#### [Extracted data entries]

__________

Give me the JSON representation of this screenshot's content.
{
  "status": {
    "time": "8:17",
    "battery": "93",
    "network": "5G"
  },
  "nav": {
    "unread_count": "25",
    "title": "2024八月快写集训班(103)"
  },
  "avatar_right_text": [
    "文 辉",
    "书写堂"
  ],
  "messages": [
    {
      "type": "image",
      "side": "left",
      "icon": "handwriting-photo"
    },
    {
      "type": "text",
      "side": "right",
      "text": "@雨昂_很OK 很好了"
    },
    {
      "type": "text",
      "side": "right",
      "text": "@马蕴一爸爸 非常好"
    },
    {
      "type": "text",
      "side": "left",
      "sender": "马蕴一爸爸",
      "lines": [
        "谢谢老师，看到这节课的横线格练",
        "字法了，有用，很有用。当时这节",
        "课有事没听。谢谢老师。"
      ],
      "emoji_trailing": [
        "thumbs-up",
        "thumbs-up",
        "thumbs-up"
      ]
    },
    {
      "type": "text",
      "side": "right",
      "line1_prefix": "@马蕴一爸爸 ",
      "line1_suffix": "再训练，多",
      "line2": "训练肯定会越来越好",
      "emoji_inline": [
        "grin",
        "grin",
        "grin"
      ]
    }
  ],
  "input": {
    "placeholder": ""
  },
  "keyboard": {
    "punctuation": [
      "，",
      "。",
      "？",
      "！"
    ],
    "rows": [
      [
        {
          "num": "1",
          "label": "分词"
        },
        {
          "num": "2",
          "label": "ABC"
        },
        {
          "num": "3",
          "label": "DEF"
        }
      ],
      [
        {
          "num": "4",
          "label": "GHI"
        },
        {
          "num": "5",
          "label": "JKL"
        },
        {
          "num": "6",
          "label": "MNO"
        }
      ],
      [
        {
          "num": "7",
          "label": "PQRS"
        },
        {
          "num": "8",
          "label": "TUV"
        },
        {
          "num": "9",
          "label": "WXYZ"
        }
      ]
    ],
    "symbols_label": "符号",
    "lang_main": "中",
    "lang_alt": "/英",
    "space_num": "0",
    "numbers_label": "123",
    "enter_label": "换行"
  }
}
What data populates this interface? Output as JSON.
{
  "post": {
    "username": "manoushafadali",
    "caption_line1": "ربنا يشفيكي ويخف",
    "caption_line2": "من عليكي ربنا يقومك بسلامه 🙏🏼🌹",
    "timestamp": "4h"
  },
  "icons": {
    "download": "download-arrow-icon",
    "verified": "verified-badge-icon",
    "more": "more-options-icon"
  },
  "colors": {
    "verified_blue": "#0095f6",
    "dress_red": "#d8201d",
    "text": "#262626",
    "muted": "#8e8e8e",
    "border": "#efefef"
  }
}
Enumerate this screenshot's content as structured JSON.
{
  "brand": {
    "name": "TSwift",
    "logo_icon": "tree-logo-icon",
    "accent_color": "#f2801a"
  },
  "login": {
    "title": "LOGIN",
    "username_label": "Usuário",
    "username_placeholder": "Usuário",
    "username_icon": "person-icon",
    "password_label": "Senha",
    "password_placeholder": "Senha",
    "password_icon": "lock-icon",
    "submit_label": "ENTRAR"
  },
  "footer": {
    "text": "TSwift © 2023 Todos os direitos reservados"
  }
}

__________

#### [WHAT IS ASKED]
Search the lines above for the string "马蕴一爸爸", then show every one that has it.

#### [RESULT OF THIS TASK]
      "text": "@马蕴一爸爸 非常好"
      "sender": "马蕴一爸爸",
      "line1_prefix": "@马蕴一爸爸 ",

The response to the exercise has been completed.